## JOB
All of the data should be repeated exactly; pictures are not part of the copy.

## ITEMS
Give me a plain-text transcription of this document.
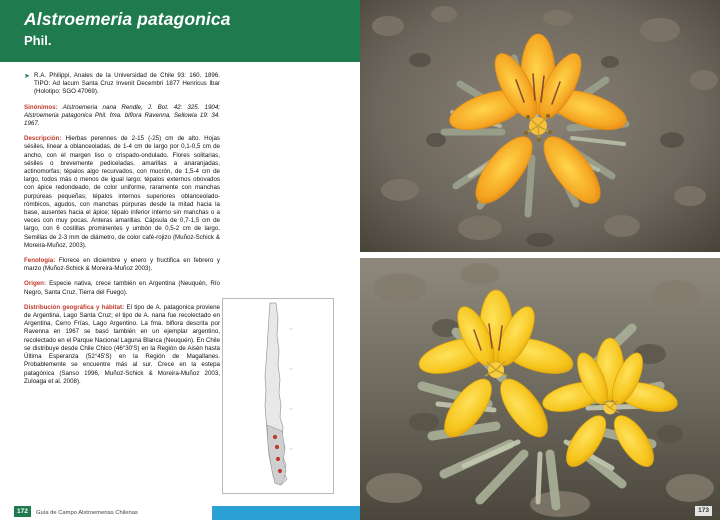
Alstroemeria patagonica
Phil.
➤ R.A. Philippi, Anales de la Universidad de Chile 93: 160. 1896. TIPO: Ad lacum Santa Cruz Invenit Decembri 1877 Henricus Ibar (Holotipo: SGO 47069).
Sinónimos: Alstroemeria nana Rendle, J. Bot. 42: 325. 1904; Alstroemeria patagonica Phil. fma. biflora Ravenna, Sellowia 19: 34. 1967.
Descripción: Hierbas perennes de 2-15 (-25) cm de alto. Hojas sésiles, linear a oblanceoladas, de 1-4 cm de largo por 0,1-0,5 cm de ancho, con el margen liso o crispado-ondulado. Flores solitarias, sésiles o brevemente pediceladas, amarillas a anaranjadas, actinomorfas; tépalos algo recurvados, con mucrón, de 1,5-4 cm de largo, todos más o menos de igual largo; tépalos externos obovados con ápice redondeado, de color uniforme, raramente con manchas purpúreas pequeñas; tépalos internos superiores oblanceolado-rómbicos, agudos, con manchas púrpuras desde la mitad hacia la base, ausentes hacia el ápice; tépalo inferior interno sin manchas o a veces con muy pocas. Anteras amarillas. Cápsula de 0,7-1,5 cm de largo, con 6 costillas prominentes y umbón de 0,5-2 cm de largo. Semillas de 2-3 mm de diámetro, de color café-rojizo (Muñoz-Schick & Moreira-Muñoz, 2003).
Fenología: Florece en diciembre y enero y fructifica en febrero y marzo (Muñoz-Schick & Moreira-Muñoz 2003).
Origen: Especie nativa, crece también en Argentina (Neuquén, Río Negro, Santa Cruz, Tierra del Fuego).
Distribución geográfica y hábitat: El tipo de A. patagonica proviene de Argentina, Lago Santa Cruz; el tipo de A. nana fue recolectado en Argentina, Cerro Frías, Lago Argentino. La fma. biflora descrita por Ravenna en 1967 se basó también en un ejemplar argentino, recolectado en el Parque Nacional Laguna Blanca (Neuquén). En Chile se distribuye desde Chile Chico (46°30'S) en la Región de Aisén hasta Última Esperanza (52°45'S) en la Región de Magallanes. Probablemente se encuentre más al sur. Crece en la estepa patagónica (Sanso 1996, Muñoz-Schick & Moreira-Muñoz 2003, Zuloaga et al. 2008).
172	Guía de Campo Alstroemerias Chilenas	173
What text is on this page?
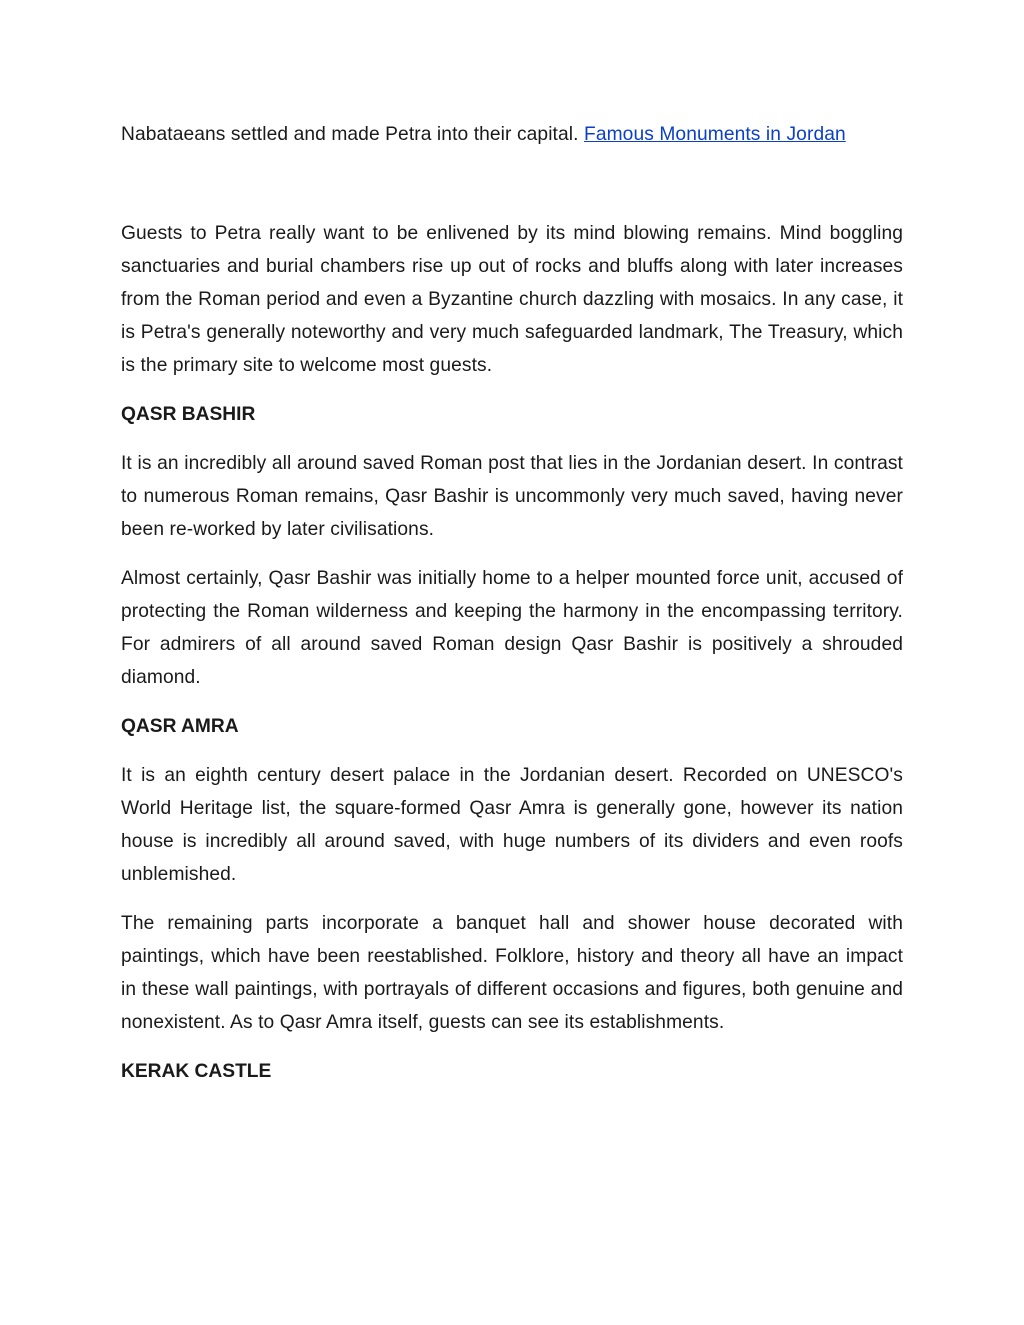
Nabataeans settled and made Petra into their capital. Famous Monuments in Jordan

Guests to Petra really want to be enlivened by its mind blowing remains. Mind boggling sanctuaries and burial chambers rise up out of rocks and bluffs along with later increases from the Roman period and even a Byzantine church dazzling with mosaics. In any case, it is Petra's generally noteworthy and very much safeguarded landmark, The Treasury, which is the primary site to welcome most guests.

QASR BASHIR

It is an incredibly all around saved Roman post that lies in the Jordanian desert. In contrast to numerous Roman remains, Qasr Bashir is uncommonly very much saved, having never been re-worked by later civilisations.

Almost certainly, Qasr Bashir was initially home to a helper mounted force unit, accused of protecting the Roman wilderness and keeping the harmony in the encompassing territory. For admirers of all around saved Roman design Qasr Bashir is positively a shrouded diamond.

QASR AMRA

It is an eighth century desert palace in the Jordanian desert. Recorded on UNESCO's World Heritage list, the square-formed Qasr Amra is generally gone, however its nation house is incredibly all around saved, with huge numbers of its dividers and even roofs unblemished.

The remaining parts incorporate a banquet hall and shower house decorated with paintings, which have been reestablished. Folklore, history and theory all have an impact in these wall paintings, with portrayals of different occasions and figures, both genuine and nonexistent. As to Qasr Amra itself, guests can see its establishments.

KERAK CASTLE
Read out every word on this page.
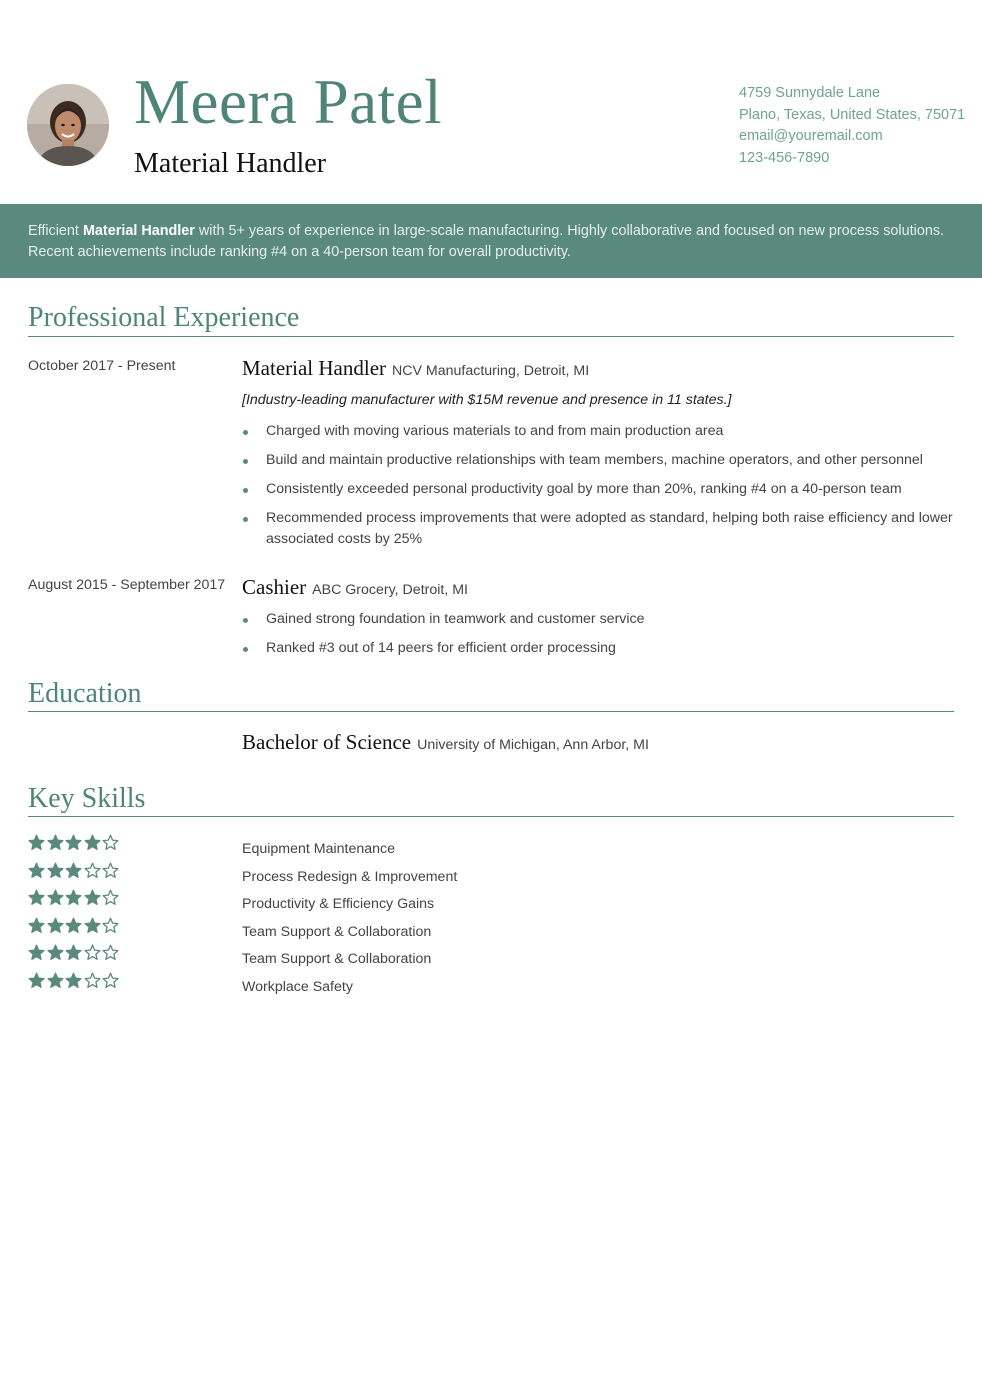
Meera Patel
Material Handler
4759 Sunnydale Lane
Plano, Texas, United States, 75071
email@youremail.com
123-456-7890
Efficient Material Handler with 5+ years of experience in large-scale manufacturing. Highly collaborative and focused on new process solutions.
Recent achievements include ranking #4 on a 40-person team for overall productivity.
Professional Experience
October 2017 - Present	Material Handler NCV Manufacturing, Detroit, MI
[Industry-leading manufacturer with $15M revenue and presence in 11 states.]
Charged with moving various materials to and from main production area
Build and maintain productive relationships with team members, machine operators, and other personnel
Consistently exceeded personal productivity goal by more than 20%, ranking #4 on a 40-person team
Recommended process improvements that were adopted as standard, helping both raise efficiency and lower associated costs by 25%
August 2015 - September 2017 Cashier ABC Grocery, Detroit, MI
Gained strong foundation in teamwork and customer service
Ranked #3 out of 14 peers for efficient order processing
Education
Bachelor of Science University of Michigan, Ann Arbor, MI
Key Skills
Equipment Maintenance
Process Redesign & Improvement
Productivity & Efficiency Gains
Team Support & Collaboration
Team Support & Collaboration
Workplace Safety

## TASK ANSWER
Give me a plain-text transcription of this document.
Alstroemeria patagonica
Phil.
➤ R.A. Philippi, Anales de la Universidad de Chile 93: 160. 1896. TIPO: Ad lacum Santa Cruz Invenit Decembri 1877 Henricus Ibar (Holotipo: SGO 47069).
Sinónimos: Alstroemeria nana Rendle, J. Bot. 42: 325. 1904; Alstroemeria patagonica Phil. fma. biflora Ravenna, Sellowia 19: 34. 1967.
Descripción: Hierbas perennes de 2-15 (-25) cm de alto. Hojas sésiles, linear a oblanceoladas, de 1-4 cm de largo por 0,1-0,5 cm de ancho, con el margen liso o crispado-ondulado. Flores solitarias, sésiles o brevemente pediceladas, amarillas a anaranjadas, actinomorfas; tépalos algo recurvados, con mucrón, de 1,5-4 cm de largo, todos más o menos de igual largo; tépalos externos obovados con ápice redondeado, de color uniforme, raramente con manchas purpúreas pequeñas; tépalos internos superiores oblanceolado-rómbicos, agudos, con manchas púrpuras desde la mitad hacia la base, ausentes hacia el ápice; tépalo inferior interno sin manchas o a veces con muy pocas. Anteras amarillas. Cápsula de 0,7-1,5 cm de largo, con 6 costillas prominentes y umbón de 0,5-2 cm de largo. Semillas de 2-3 mm de diámetro, de color café-rojizo (Muñoz-Schick & Moreira-Muñoz, 2003).
Fenología: Florece en diciembre y enero y fructifica en febrero y marzo (Muñoz-Schick & Moreira-Muñoz 2003).
Origen: Especie nativa, crece también en Argentina (Neuquén, Río Negro, Santa Cruz, Tierra del Fuego).
Distribución geográfica y hábitat: El tipo de A. patagonica proviene de Argentina, Lago Santa Cruz; el tipo de A. nana fue recolectado en Argentina, Cerro Frías, Lago Argentino. La fma. biflora descrita por Ravenna en 1967 se basó también en un ejemplar argentino, recolectado en el Parque Nacional Laguna Blanca (Neuquén). En Chile se distribuye desde Chile Chico (46°30'S) en la Región de Aisén hasta Última Esperanza (52°45'S) en la Región de Magallanes. Probablemente se encuentre más al sur. Crece en la estepa patagónica (Sanso 1996, Muñoz-Schick & Moreira-Muñoz 2003, Zuloaga et al. 2008).
172	Guía de Campo Alstroemerias Chilenas	173
What text is on this page?
Nabataeans settled and made Petra into their capital. Famous Monuments in Jordan

Guests to Petra really want to be enlivened by its mind blowing remains. Mind boggling sanctuaries and burial chambers rise up out of rocks and bluffs along with later increases from the Roman period and even a Byzantine church dazzling with mosaics. In any case, it is Petra's generally noteworthy and very much safeguarded landmark, The Treasury, which is the primary site to welcome most guests.

QASR BASHIR

It is an incredibly all around saved Roman post that lies in the Jordanian desert. In contrast to numerous Roman remains, Qasr Bashir is uncommonly very much saved, having never been re-worked by later civilisations.

Almost certainly, Qasr Bashir was initially home to a helper mounted force unit, accused of protecting the Roman wilderness and keeping the harmony in the encompassing territory. For admirers of all around saved Roman design Qasr Bashir is positively a shrouded diamond.

QASR AMRA

It is an eighth century desert palace in the Jordanian desert. Recorded on UNESCO's World Heritage list, the square-formed Qasr Amra is generally gone, however its nation house is incredibly all around saved, with huge numbers of its dividers and even roofs unblemished.

The remaining parts incorporate a banquet hall and shower house decorated with paintings, which have been reestablished. Folklore, history and theory all have an impact in these wall paintings, with portrayals of different occasions and figures, both genuine and nonexistent. As to Qasr Amra itself, guests can see its establishments.

KERAK CASTLE
Read out every word on this page.
Meera Patel
Material Handler
4759 Sunnydale Lane
Plano, Texas, United States, 75071
email@youremail.com
123-456-7890
Efficient Material Handler with 5+ years of experience in large-scale manufacturing. Highly collaborative and focused on new process solutions.
Recent achievements include ranking #4 on a 40-person team for overall productivity.
Professional Experience
October 2017 - Present	Material Handler NCV Manufacturing, Detroit, MI
[Industry-leading manufacturer with $15M revenue and presence in 11 states.]
Charged with moving various materials to and from main production area
Build and maintain productive relationships with team members, machine operators, and other personnel
Consistently exceeded personal productivity goal by more than 20%, ranking #4 on a 40-person team
Recommended process improvements that were adopted as standard, helping both raise efficiency and lower associated costs by 25%
August 2015 - September 2017 Cashier ABC Grocery, Detroit, MI
Gained strong foundation in teamwork and customer service
Ranked #3 out of 14 peers for efficient order processing
Education
Bachelor of Science University of Michigan, Ann Arbor, MI
Key Skills
Equipment Maintenance
Process Redesign & Improvement
Productivity & Efficiency Gains
Team Support & Collaboration
Team Support & Collaboration
Workplace Safety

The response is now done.